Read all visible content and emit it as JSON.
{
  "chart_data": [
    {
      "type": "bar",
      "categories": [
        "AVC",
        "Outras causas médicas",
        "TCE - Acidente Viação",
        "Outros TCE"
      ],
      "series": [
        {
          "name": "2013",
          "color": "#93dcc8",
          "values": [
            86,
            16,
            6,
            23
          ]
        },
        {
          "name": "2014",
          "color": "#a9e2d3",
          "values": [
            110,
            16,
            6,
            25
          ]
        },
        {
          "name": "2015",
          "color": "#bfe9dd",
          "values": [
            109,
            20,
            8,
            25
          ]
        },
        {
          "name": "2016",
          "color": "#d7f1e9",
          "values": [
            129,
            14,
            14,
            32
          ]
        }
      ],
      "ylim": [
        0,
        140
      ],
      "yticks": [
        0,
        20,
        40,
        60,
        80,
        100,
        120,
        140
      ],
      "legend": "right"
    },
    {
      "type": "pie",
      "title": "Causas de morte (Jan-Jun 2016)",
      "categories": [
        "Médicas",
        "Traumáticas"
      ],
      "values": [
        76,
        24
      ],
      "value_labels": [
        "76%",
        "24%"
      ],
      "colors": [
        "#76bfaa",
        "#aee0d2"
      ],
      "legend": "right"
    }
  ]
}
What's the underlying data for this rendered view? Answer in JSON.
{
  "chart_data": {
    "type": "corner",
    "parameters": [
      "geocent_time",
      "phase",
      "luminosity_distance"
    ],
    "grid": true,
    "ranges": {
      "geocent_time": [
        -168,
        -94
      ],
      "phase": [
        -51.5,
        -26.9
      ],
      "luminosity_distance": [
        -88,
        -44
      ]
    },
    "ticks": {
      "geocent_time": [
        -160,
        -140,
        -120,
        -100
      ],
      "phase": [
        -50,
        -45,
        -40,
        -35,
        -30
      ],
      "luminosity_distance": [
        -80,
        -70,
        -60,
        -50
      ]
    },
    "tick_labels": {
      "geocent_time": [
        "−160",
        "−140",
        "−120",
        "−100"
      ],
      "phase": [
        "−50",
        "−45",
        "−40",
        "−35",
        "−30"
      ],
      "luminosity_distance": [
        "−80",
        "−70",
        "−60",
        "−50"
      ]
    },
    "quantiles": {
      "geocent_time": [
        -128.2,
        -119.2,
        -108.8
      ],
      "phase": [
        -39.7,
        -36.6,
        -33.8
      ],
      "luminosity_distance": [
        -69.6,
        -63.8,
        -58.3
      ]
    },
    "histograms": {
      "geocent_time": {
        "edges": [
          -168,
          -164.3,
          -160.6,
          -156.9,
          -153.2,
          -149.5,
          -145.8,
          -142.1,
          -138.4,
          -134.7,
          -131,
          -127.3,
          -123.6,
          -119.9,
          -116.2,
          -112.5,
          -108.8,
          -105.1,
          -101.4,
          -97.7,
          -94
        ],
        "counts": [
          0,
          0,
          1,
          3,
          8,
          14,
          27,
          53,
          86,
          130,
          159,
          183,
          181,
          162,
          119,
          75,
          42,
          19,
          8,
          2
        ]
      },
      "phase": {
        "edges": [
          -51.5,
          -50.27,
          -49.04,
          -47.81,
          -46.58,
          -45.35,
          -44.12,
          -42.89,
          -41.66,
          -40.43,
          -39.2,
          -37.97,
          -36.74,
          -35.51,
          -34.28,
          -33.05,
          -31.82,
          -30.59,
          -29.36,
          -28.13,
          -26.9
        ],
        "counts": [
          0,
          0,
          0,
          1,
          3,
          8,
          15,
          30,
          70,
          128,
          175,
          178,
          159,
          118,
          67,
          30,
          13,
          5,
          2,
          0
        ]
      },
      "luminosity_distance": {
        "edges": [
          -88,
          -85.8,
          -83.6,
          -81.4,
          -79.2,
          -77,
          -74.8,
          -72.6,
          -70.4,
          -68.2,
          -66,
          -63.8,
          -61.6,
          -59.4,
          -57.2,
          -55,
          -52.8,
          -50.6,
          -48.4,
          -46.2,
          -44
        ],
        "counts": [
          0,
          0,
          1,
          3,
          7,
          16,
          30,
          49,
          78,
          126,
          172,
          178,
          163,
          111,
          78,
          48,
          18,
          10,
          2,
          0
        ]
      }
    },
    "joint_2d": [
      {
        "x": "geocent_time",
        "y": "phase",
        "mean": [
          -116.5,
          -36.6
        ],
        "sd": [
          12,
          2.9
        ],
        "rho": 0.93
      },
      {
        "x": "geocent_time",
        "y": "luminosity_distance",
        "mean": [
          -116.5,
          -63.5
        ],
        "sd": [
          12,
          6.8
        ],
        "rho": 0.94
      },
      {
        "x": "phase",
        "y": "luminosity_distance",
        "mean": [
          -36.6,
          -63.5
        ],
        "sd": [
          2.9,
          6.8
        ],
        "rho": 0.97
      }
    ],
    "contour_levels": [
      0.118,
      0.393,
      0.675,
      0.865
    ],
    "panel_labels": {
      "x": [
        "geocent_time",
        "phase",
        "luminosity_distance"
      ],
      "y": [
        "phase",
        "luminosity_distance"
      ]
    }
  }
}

● **Problem requirements**:
All lines above with "JSON" in them should be returned.

● **Reply**:
Read all visible content and emit it as JSON.
What's the underlying data for this rendered view? Answer in JSON.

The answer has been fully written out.